Skip the pictures and quote all of the lines exactly.

---------- Entries provided ----------

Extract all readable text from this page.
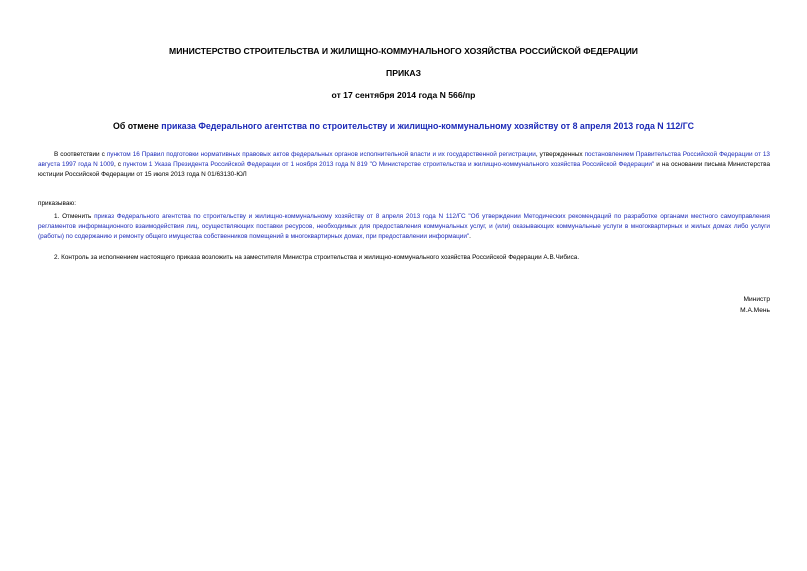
МИНИСТЕРСТВО СТРОИТЕЛЬСТВА И ЖИЛИЩНО-КОММУНАЛЬНОГО ХОЗЯЙСТВА РОССИЙСКОЙ ФЕДЕРАЦИИ
ПРИКАЗ
от 17 сентября 2014 года N 566/пр
Об отмене приказа Федерального агентства по строительству и жилищно-коммунальному хозяйству от 8 апреля 2013 года N 112/ГС
В соответствии с пунктом 16 Правил подготовки нормативных правовых актов федеральных органов исполнительной власти и их государственной регистрации, утвержденных постановлением Правительства Российской Федерации от 13 августа 1997 года N 1009, с пунктом 1 Указа Президента Российской Федерации от 1 ноября 2013 года N 819 "О Министерстве строительства и жилищно-коммунального хозяйства Российской Федерации" и на основании письма Министерства юстиции Российской Федерации от 15 июля 2013 года N 01/63130-ЮЛ
приказываю:
1. Отменить приказ Федерального агентства по строительству и жилищно-коммунальному хозяйству от 8 апреля 2013 года N 112/ГС "Об утверждении Методических рекомендаций по разработке органами местного самоуправления регламентов информационного взаимодействия лиц, осуществляющих поставки ресурсов, необходимых для предоставления коммунальных услуг, и (или) оказывающих коммунальные услуги в многоквартирных и жилых домах либо услуги (работы) по содержанию и ремонту общего имущества собственников помещений в многоквартирных домах, при предоставлении информации".
2. Контроль за исполнением настоящего приказа возложить на заместителя Министра строительства и жилищно-коммунального хозяйства Российской Федерации А.В.Чибиса.
Министр
М.А.Мень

----------

Exercise response
Extract all readable text from this page.
МИНИСТЕРСТВО СТРОИТЕЛЬСТВА И ЖИЛИЩНО-КОММУНАЛЬНОГО ХОЗЯЙСТВА РОССИЙСКОЙ ФЕДЕРАЦИИ
ПРИКАЗ
от 17 сентября 2014 года N 566/пр
Об отмене приказа Федерального агентства по строительству и жилищно-коммунальному хозяйству от 8 апреля 2013 года N 112/ГС
В соответствии с пунктом 16 Правил подготовки нормативных правовых актов федеральных органов исполнительной власти и их государственной регистрации, утвержденных постановлением Правительства Российской Федерации от 13 августа 1997 года N 1009, с пунктом 1 Указа Президента Российской Федерации от 1 ноября 2013 года N 819 "О Министерстве строительства и жилищно-коммунального хозяйства Российской Федерации" и на основании письма Министерства юстиции Российской Федерации от 15 июля 2013 года N 01/63130-ЮЛ
приказываю:
1. Отменить приказ Федерального агентства по строительству и жилищно-коммунальному хозяйству от 8 апреля 2013 года N 112/ГС "Об утверждении Методических рекомендаций по разработке органами местного самоуправления регламентов информационного взаимодействия лиц, осуществляющих поставки ресурсов, необходимых для предоставления коммунальных услуг, и (или) оказывающих коммунальные услуги в многоквартирных и жилых домах либо услуги (работы) по содержанию и ремонту общего имущества собственников помещений в многоквартирных домах, при предоставлении информации".
2. Контроль за исполнением настоящего приказа возложить на заместителя Министра строительства и жилищно-коммунального хозяйства Российской Федерации А.В.Чибиса.
Министр
М.А.Мень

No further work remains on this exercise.